# Texte fourni
-------

La précarité énergétique est un mal qui a été reconnu des pouvoirs publics en 1975 et combattu à partir de 2005 avec l’introduction de tarifs sociaux en électricité puis en gaz. Le Tarif de Première Nécessité (TPN, électricité) a été instauré en 2005, le Tarif Spécial de Solidarité (TSS, gaz) en 2008 et la loi qui définit la précarité énergétique a vu le jour en 2010[1]. Une politique globale qui permettrait non seulement d’aider les foyers en situation de précarité énergétique mais aussi d’améliorer leurs conditions d’habitat est une des priorités du gouvernement actuel. L’inscription de cette thématique lors des deux conférences gouvernementales, l’une environnementale (14 – 15 Septembre) et l’autre sociale (12 – 13 Novembre), démontre cette volonté d’aller plus loin dans l’éradication de ce fléau.

-------

# Tâches à faire
1. Relevez chaque année citée dans le texte sur la précarité énergétique et indiquez ce qui s'est passé cette année-là.
2. Répondez à ces questions d'après le texte sur la précarité énergétique :
(a) Quel tarif concerne le gaz, et en quelle année a-t-il été mis en place ?
(b) À quelles dates s'est tenue la conférence sociale ?
(c) Que montre l'inscription de ce thème lors des deux conférences gouvernementales ?
3. Poursuivez le texte sur la précarité énergétique à partir de sa dernière phrase.

-------

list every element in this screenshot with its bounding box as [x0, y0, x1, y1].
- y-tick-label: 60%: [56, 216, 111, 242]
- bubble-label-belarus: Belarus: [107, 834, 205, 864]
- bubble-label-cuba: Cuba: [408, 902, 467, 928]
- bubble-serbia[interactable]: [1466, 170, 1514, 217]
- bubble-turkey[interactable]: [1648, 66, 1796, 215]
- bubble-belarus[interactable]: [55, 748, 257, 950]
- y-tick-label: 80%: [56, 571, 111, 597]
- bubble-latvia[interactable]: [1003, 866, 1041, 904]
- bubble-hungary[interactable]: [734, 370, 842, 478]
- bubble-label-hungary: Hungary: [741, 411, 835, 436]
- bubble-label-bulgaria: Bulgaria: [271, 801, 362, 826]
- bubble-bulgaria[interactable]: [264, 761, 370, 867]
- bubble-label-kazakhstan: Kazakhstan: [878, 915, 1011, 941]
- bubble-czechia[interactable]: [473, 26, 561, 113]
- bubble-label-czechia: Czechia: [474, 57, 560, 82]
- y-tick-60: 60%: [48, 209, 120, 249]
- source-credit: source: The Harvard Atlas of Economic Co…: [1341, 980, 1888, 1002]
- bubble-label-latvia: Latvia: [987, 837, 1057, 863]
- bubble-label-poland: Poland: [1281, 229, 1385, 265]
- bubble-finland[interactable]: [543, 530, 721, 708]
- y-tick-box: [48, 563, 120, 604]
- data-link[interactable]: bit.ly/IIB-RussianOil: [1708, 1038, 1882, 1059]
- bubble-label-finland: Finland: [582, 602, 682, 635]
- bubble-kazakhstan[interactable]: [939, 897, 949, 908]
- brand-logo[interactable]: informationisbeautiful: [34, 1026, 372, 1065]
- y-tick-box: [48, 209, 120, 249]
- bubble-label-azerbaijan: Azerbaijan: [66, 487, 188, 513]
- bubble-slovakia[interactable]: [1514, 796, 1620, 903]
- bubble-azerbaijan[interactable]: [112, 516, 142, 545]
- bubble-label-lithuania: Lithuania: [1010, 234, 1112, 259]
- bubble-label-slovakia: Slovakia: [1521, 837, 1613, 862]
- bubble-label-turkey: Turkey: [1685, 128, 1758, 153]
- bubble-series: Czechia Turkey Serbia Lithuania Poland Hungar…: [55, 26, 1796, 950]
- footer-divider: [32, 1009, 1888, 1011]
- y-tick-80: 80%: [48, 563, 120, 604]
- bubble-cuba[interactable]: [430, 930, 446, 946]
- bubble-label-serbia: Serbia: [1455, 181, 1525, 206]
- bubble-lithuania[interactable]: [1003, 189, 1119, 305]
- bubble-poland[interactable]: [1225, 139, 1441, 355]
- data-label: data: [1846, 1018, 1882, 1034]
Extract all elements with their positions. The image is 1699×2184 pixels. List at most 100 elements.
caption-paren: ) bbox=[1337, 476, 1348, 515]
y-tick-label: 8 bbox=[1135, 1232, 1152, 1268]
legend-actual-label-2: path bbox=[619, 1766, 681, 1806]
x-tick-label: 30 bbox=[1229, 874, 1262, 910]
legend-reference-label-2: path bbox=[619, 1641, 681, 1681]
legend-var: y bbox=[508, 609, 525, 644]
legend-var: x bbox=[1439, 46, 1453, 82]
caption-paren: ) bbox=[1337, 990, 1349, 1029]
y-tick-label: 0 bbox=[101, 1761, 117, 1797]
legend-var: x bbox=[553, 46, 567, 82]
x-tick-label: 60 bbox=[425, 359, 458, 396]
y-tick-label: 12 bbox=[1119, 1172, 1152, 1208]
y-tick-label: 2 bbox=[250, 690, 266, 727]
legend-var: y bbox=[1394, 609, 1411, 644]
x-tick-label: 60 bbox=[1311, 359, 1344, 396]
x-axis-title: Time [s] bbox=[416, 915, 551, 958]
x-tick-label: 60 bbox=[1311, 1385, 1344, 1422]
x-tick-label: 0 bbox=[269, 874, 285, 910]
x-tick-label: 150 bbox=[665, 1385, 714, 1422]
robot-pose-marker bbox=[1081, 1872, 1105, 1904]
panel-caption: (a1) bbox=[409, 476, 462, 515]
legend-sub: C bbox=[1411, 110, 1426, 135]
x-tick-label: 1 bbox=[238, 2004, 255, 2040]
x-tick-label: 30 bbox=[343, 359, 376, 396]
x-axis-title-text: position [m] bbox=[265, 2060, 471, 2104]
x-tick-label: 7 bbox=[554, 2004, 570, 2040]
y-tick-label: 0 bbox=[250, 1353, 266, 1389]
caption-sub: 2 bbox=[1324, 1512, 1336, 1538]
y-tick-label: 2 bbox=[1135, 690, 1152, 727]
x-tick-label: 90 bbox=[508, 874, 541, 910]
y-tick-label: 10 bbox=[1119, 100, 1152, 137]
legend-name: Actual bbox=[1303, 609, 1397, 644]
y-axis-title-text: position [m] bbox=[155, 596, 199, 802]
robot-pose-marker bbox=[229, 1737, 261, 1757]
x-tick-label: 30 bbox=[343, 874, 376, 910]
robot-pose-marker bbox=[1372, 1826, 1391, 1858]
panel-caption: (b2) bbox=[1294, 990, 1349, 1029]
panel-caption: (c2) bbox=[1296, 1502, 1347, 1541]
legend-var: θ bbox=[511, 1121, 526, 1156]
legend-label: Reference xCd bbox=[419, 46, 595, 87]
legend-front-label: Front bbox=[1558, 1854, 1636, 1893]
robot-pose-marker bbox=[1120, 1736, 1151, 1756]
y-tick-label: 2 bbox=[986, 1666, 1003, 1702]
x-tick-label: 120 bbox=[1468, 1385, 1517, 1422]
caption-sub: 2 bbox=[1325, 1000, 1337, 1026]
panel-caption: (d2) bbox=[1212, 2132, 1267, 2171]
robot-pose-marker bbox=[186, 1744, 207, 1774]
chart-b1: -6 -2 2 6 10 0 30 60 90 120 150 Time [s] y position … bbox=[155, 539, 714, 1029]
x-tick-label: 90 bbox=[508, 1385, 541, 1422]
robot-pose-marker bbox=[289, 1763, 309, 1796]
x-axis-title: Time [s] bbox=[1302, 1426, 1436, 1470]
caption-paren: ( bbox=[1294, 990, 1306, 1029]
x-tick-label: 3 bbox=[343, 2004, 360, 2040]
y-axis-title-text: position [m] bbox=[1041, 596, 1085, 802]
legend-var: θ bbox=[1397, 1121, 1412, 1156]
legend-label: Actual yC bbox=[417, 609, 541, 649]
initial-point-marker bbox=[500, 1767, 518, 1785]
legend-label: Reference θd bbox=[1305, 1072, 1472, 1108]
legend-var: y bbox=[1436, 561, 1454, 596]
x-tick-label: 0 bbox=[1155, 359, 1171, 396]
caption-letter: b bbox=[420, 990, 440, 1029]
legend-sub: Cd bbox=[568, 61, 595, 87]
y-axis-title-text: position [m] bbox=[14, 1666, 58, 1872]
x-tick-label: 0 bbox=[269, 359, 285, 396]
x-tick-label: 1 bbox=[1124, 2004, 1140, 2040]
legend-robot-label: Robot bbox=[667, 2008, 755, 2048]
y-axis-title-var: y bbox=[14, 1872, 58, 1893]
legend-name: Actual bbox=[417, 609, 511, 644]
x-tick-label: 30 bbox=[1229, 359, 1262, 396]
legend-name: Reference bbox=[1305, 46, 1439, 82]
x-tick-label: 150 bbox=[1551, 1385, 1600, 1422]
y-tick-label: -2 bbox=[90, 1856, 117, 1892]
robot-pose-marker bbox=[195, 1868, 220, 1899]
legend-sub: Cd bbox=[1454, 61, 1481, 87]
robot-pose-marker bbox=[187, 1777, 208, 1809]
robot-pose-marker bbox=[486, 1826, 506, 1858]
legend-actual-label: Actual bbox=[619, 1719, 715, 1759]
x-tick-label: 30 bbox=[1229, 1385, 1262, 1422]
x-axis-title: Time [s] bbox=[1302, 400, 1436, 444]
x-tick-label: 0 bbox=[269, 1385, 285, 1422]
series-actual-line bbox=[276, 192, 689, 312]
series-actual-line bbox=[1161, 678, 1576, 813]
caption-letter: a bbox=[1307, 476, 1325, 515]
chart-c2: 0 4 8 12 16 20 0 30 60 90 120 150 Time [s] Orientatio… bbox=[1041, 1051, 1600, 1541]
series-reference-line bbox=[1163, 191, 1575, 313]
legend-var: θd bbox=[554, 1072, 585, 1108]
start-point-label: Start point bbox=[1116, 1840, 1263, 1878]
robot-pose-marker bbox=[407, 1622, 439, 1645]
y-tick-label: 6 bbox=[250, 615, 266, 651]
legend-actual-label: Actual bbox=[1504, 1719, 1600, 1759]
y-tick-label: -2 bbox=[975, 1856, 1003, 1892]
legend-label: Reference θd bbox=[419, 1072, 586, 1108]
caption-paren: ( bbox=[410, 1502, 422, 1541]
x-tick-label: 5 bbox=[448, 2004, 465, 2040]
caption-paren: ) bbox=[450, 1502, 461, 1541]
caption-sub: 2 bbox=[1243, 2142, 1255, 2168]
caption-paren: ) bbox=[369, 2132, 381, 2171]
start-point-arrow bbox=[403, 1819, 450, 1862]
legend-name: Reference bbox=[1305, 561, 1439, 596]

-------

# Réponses écrites
1.
- 1975 : les pouvoirs publics reconnaissent la précarité énergétique.
- 2005 : la lutte commence avec les tarifs sociaux, et le Tarif de Première Nécessité (TPN, électricité) est instauré.
- 2008 : le Tarif Spécial de Solidarité (TSS, gaz) est instauré.
- 2010 : la loi qui définit la précarité énergétique voit le jour.

2.
(a) Le Tarif Spécial de Solidarité (TSS), mis en place en 2008.
(b) Les 12 et 13 novembre.
(c) La volonté d'aller plus loin dans l'éradication de ce fléau.

3.
En juillet 2010, le Grenelle II a défini en premier un « précaire énergétique » comme « une personne qui éprouve dans son logement des difficultés particulières à disposer de la fourniture d’énergie nécessaire à la satisfaction de ses besoins élémentaires en raison de l’inadaptation de ses ressources ou de ses conditions d’habitat »[2]. Si cette définition a le mérite d’avoir inscrit pour la première fois le terme de « précaire énergétique » dans la loi, elle présente l’inconvénient d’être peu quantifiable et ne permet pas d’identifier et de dénombrer les ménages en situation de précarité énergétique. Les Anglais ont une approche plus quantitative : tout ménage consacrant « plus de 10% de ses revenus dans les factures d’électricité et de gaz pour atteindre une température de 21°C dans la pièce principale et 18°C dans les autres pièces » est en situation de précarité énergétique.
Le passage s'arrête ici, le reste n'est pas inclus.